** begin **
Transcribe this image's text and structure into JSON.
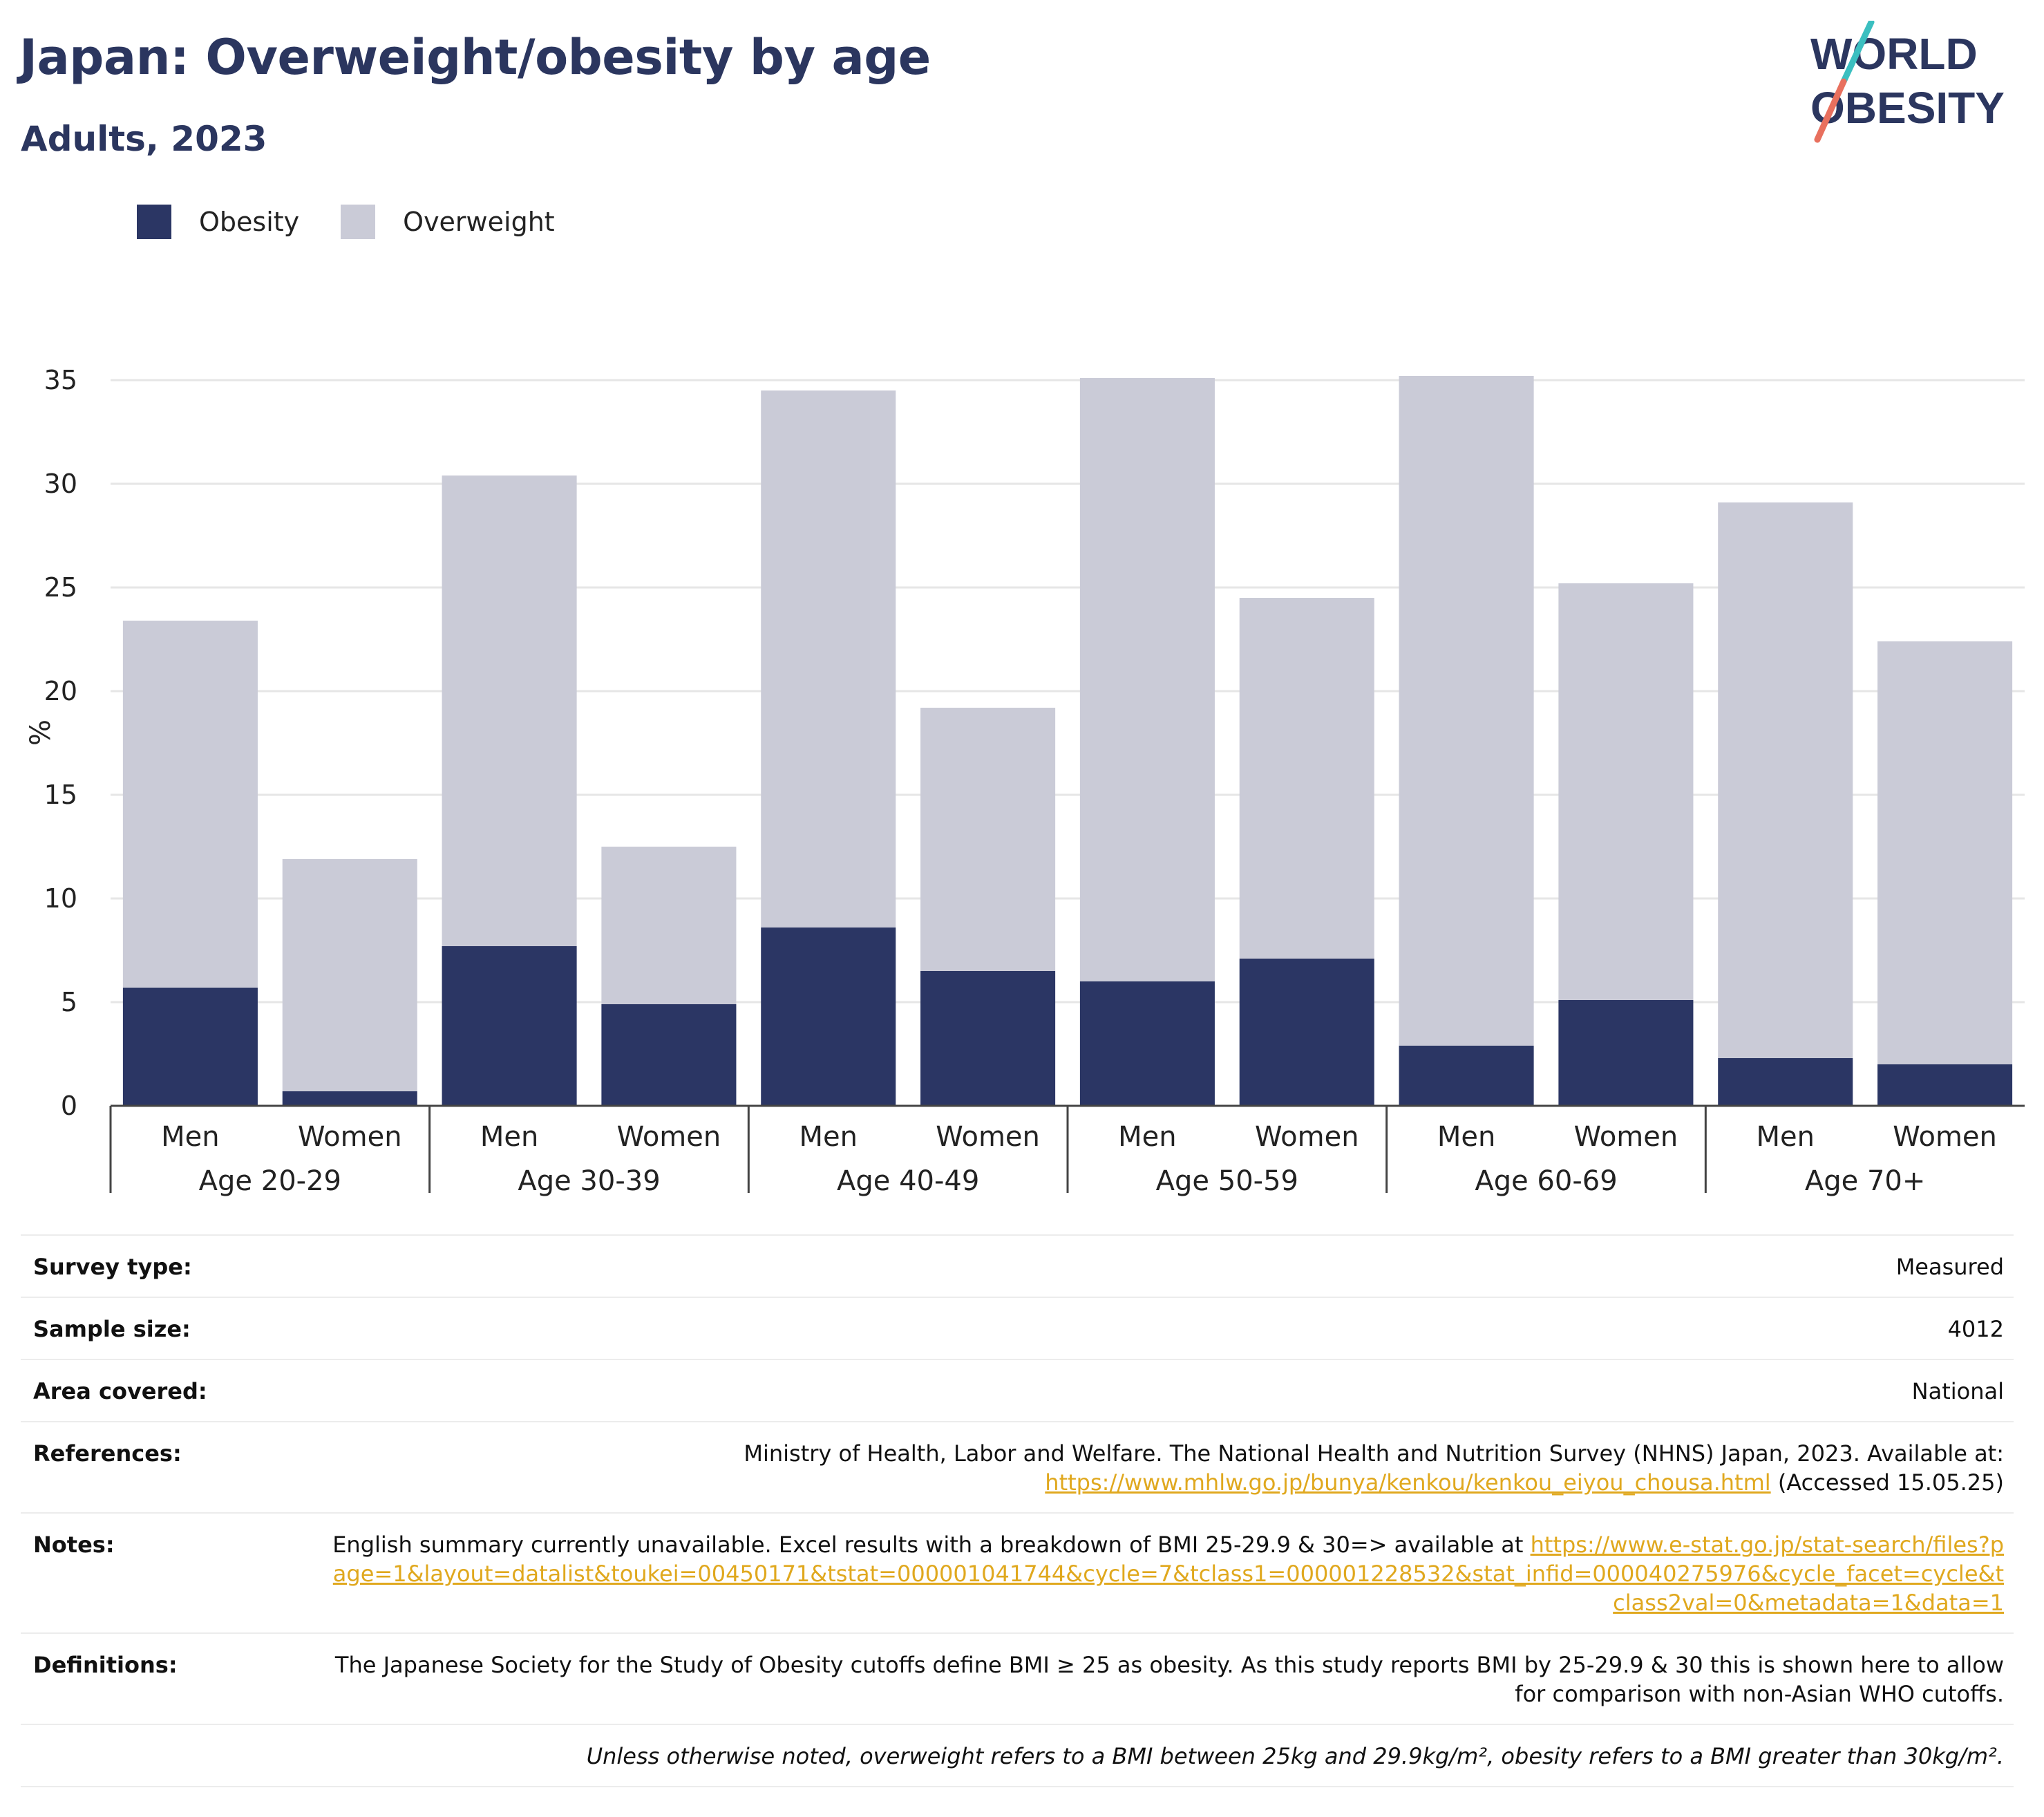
{
  "title": "Japan: Overweight/obesity by age",
  "subtitle": "Adults, 2023",
  "logo": {
    "line1": "WORLD",
    "line2": "OBESITY"
  },
  "legend": {
    "obesity": "Obesity",
    "overweight": "Overweight"
  },
  "colors": {
    "obesity": "#2b3664",
    "overweight": "#cacbd7",
    "link": "#e0a81e",
    "grid": "#e6e6e6"
  },
  "chart_data": {
    "type": "bar",
    "stacked": true,
    "ylabel": "%",
    "ylim": [
      0,
      35
    ],
    "yticks": [
      0,
      5,
      10,
      15,
      20,
      25,
      30,
      35
    ],
    "groups": [
      "Age 20-29",
      "Age 30-39",
      "Age 40-49",
      "Age 50-59",
      "Age 60-69",
      "Age 70+"
    ],
    "categories": [
      "Men",
      "Women",
      "Men",
      "Women",
      "Men",
      "Women",
      "Men",
      "Women",
      "Men",
      "Women",
      "Men",
      "Women"
    ],
    "series": [
      {
        "name": "Obesity",
        "values": [
          5.7,
          0.7,
          7.7,
          4.9,
          8.6,
          6.5,
          6.0,
          7.1,
          2.9,
          5.1,
          2.3,
          2.0
        ]
      },
      {
        "name": "Overweight",
        "values": [
          17.7,
          11.2,
          22.7,
          7.6,
          25.9,
          12.7,
          29.1,
          17.4,
          32.3,
          20.1,
          26.8,
          20.4
        ]
      }
    ],
    "grid": true,
    "legend_position": "top-left"
  },
  "info": {
    "survey_type": {
      "label": "Survey type:",
      "value": "Measured"
    },
    "sample_size": {
      "label": "Sample size:",
      "value": "4012"
    },
    "area": {
      "label": "Area covered:",
      "value": "National"
    },
    "references": {
      "label": "References:",
      "text": "Ministry of Health, Labor and Welfare. The National Health and Nutrition Survey (NHNS) Japan, 2023. Available at:",
      "link": "https://www.mhlw.go.jp/bunya/kenkou/kenkou_eiyou_chousa.html",
      "suffix": "(Accessed 15.05.25)"
    },
    "notes": {
      "label": "Notes:",
      "text": "English summary currently unavailable. Excel results with a breakdown of BMI 25-29.9 & 30=> available at",
      "link": "https://www.e-stat.go.jp/stat-search/files?page=1&layout=datalist&toukei=00450171&tstat=000001041744&cycle=7&tclass1=000001228532&stat_infid=000040275976&cycle_facet=cycle&tclass2val=0&metadata=1&data=1"
    },
    "definitions": {
      "label": "Definitions:",
      "value": "The Japanese Society for the Study of Obesity cutoffs define BMI ≥ 25 as obesity. As this study reports BMI by 25-29.9 & 30 this is shown here to allow for comparison with non-Asian WHO cutoffs."
    },
    "footnote": "Unless otherwise noted, overweight refers to a BMI between 25kg and 29.9kg/m², obesity refers to a BMI greater than 30kg/m²."
  }
}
** end **
What you have to do
Which lines include "https"? Copy each of them out.

Solution to the problem
      "link": "https://www.mhlw.go.jp/bunya/kenkou/kenkou_eiyou_chousa.html",
      "link": "https://www.e-stat.go.jp/stat-search/files?page=1&layout=datalist&toukei=00450171&tstat=000001041744&cycle=7&tclass1=000001228532&stat_infid=000040275976&cycle_facet=cycle&tclass2val=0&metadata=1&data=1"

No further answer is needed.